** BEGIN **
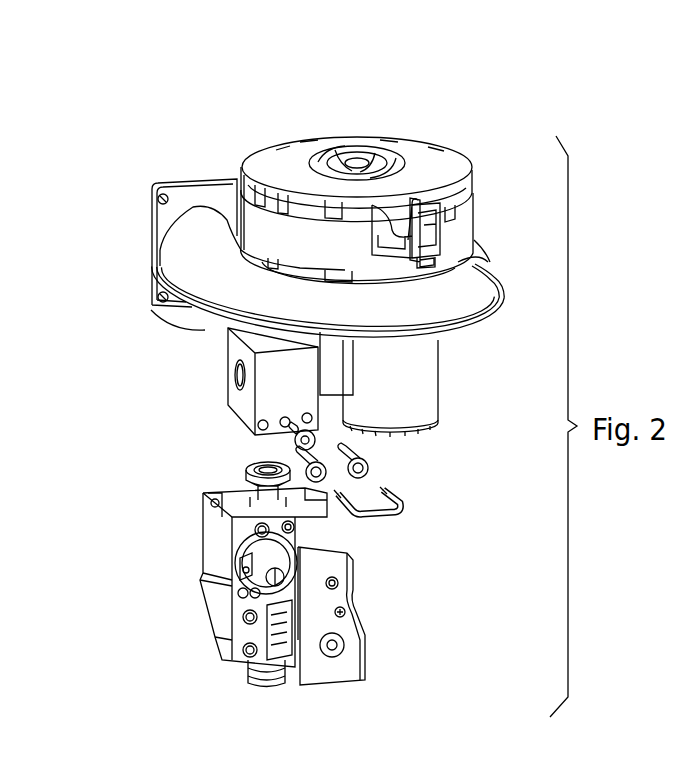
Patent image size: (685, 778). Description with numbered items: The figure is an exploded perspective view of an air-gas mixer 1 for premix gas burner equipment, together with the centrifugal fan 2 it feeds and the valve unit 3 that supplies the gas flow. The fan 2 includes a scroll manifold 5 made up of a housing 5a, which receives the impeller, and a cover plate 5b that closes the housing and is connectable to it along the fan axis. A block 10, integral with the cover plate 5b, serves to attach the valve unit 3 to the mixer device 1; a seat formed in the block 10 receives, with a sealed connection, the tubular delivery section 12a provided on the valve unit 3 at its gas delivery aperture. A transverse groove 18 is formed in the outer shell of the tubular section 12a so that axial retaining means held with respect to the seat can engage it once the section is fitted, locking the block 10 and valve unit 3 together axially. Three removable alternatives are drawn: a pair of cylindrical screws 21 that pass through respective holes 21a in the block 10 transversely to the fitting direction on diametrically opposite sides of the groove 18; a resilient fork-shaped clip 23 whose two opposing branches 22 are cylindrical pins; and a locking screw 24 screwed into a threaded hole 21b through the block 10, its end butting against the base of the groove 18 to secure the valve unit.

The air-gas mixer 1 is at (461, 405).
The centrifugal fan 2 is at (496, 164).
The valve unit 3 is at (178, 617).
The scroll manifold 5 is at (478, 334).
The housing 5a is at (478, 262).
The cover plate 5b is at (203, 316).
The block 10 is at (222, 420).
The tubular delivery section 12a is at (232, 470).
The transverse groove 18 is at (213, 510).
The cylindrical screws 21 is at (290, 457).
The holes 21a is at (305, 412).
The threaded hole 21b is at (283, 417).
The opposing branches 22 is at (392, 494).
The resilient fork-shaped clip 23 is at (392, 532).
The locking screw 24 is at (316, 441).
** END **
* [DIRECTIONS FOR THIS TASK] Switch "exploded perspective view" to "exploded isometric view" throughout the entries above and give them again with nothing else altered, omitting the pictures.

* [RESPONSE TO THE EXERCISE]
Patent image size: (685, 778). Description with numbered items: The figure is an exploded isometric view of an air-gas mixer 1 for premix gas burner equipment, together with the centrifugal fan 2 it feeds and the valve unit 3 that supplies the gas flow. The fan 2 includes a scroll manifold 5 made up of a housing 5a, which receives the impeller, and a cover plate 5b that closes the housing and is connectable to it along the fan axis. A block 10, integral with the cover plate 5b, serves to attach the valve unit 3 to the mixer device 1; a seat formed in the block 10 receives, with a sealed connection, the tubular delivery section 12a provided on the valve unit 3 at its gas delivery aperture. A transverse groove 18 is formed in the outer shell of the tubular section 12a so that axial retaining means held with respect to the seat can engage it once the section is fitted, locking the block 10 and valve unit 3 together axially. Three removable alternatives are drawn: a pair of cylindrical screws 21 that pass through respective holes 21a in the block 10 transversely to the fitting direction on diametrically opposite sides of the groove 18; a resilient fork-shaped clip 23 whose two opposing branches 22 are cylindrical pins; and a locking screw 24 screwed into a threaded hole 21b through the block 10, its end butting against the base of the groove 18 to secure the valve unit.

The air-gas mixer 1 is at (461, 405).
The centrifugal fan 2 is at (496, 164).
The valve unit 3 is at (178, 617).
The scroll manifold 5 is at (478, 334).
The housing 5a is at (478, 262).
The cover plate 5b is at (203, 316).
The block 10 is at (222, 420).
The tubular delivery section 12a is at (232, 470).
The transverse groove 18 is at (213, 510).
The cylindrical screws 21 is at (290, 457).
The holes 21a is at (305, 412).
The threaded hole 21b is at (283, 417).
The opposing branches 22 is at (392, 494).
The resilient fork-shaped clip 23 is at (392, 532).
The locking screw 24 is at (316, 441).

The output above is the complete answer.